══ Material for the task ══

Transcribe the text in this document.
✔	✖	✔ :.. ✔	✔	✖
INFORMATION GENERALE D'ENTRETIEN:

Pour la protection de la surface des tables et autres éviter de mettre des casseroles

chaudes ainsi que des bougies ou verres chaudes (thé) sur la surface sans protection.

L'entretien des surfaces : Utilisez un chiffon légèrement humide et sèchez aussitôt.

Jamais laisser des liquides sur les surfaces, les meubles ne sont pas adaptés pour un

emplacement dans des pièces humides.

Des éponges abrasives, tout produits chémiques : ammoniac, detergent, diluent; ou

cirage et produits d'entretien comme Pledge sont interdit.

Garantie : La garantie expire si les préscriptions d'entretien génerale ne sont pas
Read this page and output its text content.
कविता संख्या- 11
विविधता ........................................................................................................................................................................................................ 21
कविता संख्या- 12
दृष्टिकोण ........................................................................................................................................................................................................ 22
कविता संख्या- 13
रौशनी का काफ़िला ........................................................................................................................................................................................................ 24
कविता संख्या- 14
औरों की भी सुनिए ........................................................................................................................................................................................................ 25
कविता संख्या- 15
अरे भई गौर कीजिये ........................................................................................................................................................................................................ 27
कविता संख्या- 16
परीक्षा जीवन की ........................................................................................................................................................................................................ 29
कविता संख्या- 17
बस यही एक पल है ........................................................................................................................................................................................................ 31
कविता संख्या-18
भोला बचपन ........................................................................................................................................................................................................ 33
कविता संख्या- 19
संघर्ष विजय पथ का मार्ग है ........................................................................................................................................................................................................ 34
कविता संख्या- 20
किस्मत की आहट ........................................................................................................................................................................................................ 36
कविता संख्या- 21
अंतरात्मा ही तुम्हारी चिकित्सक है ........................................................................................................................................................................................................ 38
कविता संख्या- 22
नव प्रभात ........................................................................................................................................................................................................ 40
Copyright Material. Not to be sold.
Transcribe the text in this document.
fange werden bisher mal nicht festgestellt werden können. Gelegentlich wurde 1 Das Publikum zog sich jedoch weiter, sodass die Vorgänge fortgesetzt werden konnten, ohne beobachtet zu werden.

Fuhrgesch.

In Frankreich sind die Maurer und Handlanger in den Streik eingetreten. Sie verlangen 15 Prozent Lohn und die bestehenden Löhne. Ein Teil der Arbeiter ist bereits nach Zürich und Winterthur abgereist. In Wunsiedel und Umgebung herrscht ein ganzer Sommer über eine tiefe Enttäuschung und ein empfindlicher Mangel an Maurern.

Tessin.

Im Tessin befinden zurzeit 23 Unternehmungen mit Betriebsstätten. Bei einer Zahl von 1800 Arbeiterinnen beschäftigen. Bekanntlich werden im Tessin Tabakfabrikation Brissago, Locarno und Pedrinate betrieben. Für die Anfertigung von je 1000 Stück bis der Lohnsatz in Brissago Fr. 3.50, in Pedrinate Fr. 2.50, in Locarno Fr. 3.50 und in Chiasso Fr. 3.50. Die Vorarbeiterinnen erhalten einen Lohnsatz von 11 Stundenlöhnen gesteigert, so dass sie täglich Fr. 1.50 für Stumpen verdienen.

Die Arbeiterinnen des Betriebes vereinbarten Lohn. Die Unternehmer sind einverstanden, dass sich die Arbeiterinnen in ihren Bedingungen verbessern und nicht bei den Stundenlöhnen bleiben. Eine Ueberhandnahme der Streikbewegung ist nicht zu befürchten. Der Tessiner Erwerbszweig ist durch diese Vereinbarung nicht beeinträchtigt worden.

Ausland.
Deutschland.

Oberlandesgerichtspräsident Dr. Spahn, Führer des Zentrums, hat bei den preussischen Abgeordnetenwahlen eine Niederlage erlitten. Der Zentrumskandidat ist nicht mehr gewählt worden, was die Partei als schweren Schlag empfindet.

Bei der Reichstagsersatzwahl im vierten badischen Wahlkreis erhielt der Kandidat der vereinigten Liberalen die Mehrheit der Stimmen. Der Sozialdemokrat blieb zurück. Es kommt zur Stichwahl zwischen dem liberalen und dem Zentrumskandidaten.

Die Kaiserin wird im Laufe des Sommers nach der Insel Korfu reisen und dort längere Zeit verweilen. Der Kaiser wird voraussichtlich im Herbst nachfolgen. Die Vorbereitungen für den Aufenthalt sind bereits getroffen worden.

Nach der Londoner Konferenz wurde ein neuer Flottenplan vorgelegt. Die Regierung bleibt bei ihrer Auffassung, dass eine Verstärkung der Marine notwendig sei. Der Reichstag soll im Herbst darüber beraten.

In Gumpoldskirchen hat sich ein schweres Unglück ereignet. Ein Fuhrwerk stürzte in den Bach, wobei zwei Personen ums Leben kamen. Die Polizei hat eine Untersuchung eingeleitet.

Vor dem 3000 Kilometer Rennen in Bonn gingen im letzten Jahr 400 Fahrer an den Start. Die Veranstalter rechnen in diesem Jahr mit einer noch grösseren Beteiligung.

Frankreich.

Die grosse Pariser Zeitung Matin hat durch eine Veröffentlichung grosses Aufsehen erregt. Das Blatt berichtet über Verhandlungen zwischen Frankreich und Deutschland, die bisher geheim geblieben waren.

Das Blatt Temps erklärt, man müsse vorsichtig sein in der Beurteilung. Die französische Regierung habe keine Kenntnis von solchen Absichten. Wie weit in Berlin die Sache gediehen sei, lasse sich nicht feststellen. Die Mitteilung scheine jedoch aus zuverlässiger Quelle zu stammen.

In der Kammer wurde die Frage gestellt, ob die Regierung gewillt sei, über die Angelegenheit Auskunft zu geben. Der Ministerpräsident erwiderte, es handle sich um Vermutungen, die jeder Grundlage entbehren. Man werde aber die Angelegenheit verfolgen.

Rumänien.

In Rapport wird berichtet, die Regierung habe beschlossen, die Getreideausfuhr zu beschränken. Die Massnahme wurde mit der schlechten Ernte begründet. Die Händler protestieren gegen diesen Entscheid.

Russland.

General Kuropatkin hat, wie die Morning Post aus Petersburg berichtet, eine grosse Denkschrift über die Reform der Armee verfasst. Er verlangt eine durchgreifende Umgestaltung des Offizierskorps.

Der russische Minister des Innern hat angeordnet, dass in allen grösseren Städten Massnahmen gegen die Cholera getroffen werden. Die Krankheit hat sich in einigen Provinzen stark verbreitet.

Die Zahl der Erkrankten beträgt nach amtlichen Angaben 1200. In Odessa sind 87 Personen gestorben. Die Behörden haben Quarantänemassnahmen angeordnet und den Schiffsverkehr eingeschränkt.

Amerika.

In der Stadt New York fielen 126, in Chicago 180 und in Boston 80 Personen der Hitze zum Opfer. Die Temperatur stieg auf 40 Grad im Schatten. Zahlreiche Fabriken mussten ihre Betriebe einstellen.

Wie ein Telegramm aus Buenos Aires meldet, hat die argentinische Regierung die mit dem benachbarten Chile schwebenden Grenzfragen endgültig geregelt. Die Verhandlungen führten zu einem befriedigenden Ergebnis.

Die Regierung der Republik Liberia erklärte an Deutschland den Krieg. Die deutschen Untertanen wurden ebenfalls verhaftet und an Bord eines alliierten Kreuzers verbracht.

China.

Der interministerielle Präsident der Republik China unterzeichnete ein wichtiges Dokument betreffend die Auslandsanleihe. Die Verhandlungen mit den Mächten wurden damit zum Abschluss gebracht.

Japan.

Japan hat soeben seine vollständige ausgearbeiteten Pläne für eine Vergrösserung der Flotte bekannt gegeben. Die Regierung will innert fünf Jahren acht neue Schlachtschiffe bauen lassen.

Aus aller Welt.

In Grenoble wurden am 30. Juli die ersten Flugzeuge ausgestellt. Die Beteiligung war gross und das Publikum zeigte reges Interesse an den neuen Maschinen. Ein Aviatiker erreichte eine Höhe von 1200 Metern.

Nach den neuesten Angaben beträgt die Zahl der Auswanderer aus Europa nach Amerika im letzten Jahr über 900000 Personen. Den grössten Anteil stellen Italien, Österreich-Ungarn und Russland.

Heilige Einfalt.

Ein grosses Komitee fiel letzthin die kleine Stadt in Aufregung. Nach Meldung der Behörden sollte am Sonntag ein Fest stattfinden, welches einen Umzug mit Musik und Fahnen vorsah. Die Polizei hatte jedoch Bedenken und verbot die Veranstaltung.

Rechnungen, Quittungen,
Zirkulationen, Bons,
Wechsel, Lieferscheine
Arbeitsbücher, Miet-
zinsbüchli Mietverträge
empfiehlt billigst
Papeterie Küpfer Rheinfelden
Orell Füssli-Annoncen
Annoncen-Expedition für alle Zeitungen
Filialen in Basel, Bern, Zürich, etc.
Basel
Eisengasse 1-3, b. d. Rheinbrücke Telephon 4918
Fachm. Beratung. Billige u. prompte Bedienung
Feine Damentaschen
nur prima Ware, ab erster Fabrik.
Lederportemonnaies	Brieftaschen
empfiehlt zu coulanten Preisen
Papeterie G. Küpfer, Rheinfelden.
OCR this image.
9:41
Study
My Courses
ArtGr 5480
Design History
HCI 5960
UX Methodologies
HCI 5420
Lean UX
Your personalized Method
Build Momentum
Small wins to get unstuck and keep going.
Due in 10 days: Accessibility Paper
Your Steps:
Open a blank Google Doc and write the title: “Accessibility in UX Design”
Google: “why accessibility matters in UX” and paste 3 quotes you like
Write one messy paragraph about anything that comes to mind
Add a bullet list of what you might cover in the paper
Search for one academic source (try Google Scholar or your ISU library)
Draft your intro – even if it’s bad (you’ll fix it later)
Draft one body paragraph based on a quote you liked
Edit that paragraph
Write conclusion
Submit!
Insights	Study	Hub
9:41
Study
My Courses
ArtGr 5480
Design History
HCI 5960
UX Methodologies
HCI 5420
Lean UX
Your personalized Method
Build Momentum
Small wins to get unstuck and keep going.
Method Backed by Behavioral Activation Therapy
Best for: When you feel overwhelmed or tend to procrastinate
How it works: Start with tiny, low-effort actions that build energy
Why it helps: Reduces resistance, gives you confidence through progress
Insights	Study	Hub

═══

§ **Work required**: Scan the material above for the string "Verhandlungen" and return the lines that hold it.

§ **Expected answer**:
Die grosse Pariser Zeitung Matin hat durch eine Veröffentlichung grosses Aufsehen erregt. Das Blatt berichtet über Verhandlungen zwischen Frankreich und Deutschland, die bisher geheim geblieben waren.
Wie ein Telegramm aus Buenos Aires meldet, hat die argentinische Regierung die mit dem benachbarten Chile schwebenden Grenzfragen endgültig geregelt. Die Verhandlungen führten zu einem befriedigenden Ergebnis.
Der interministerielle Präsident der Republik China unterzeichnete ein wichtiges Dokument betreffend die Auslandsanleihe. Die Verhandlungen mit den Mächten wurden damit zum Abschluss gebracht.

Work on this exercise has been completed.